[begin Records for the task]

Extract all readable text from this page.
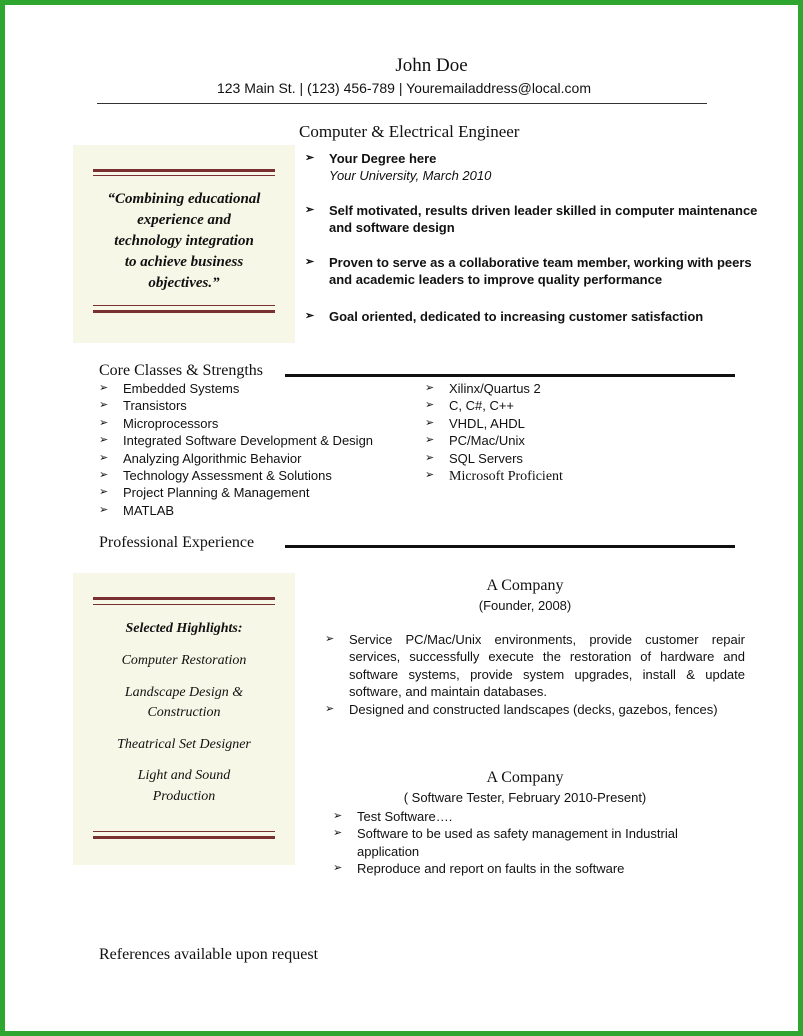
John Doe
123 Main St. | (123) 456-789 | Youremailaddress@local.com
Computer & Electrical Engineer
“Combining educational
experience and
technology integration
to achieve business
objectives.”
➢ Your Degree here
Your University, March 2010
➢ Self motivated, results driven leader skilled in computer maintenance and software design
➢ Proven to serve as a collaborative team member, working with peers and academic leaders to improve quality performance
➢ Goal oriented, dedicated to increasing customer satisfaction
Core Classes & Strengths
➢ Embedded Systems
➢ Transistors
➢ Microprocessors
➢ Integrated Software Development & Design
➢ Analyzing Algorithmic Behavior
➢ Technology Assessment & Solutions
➢ Project Planning & Management
➢ MATLAB
➢ Xilinx/Quartus 2
➢ C, C#, C++
➢ VHDL, AHDL
➢ PC/Mac/Unix
➢ SQL Servers
➢ Microsoft Proficient
Professional Experience
Selected Highlights:
Computer Restoration
Landscape Design &
Construction
Theatrical Set Designer
Light and Sound
Production
A Company
(Founder, 2008)
➢ Service PC/Mac/Unix environments, provide customer repair services, successfully execute the restoration of hardware and software systems, provide system upgrades, install & update software, and maintain databases.
➢ Designed and constructed landscapes (decks, gazebos, fences)
A Company
( Software Tester, February 2010-Present)
➢ Test Software….
➢ Software to be used as safety management in Industrial application
➢ Reproduce and report on faults in the software
References available upon request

[end Records for the task]

Exercise description: Tally up the lines holding the string "Unix" in this listing, and report the total alone.

Solution to this exercise: 2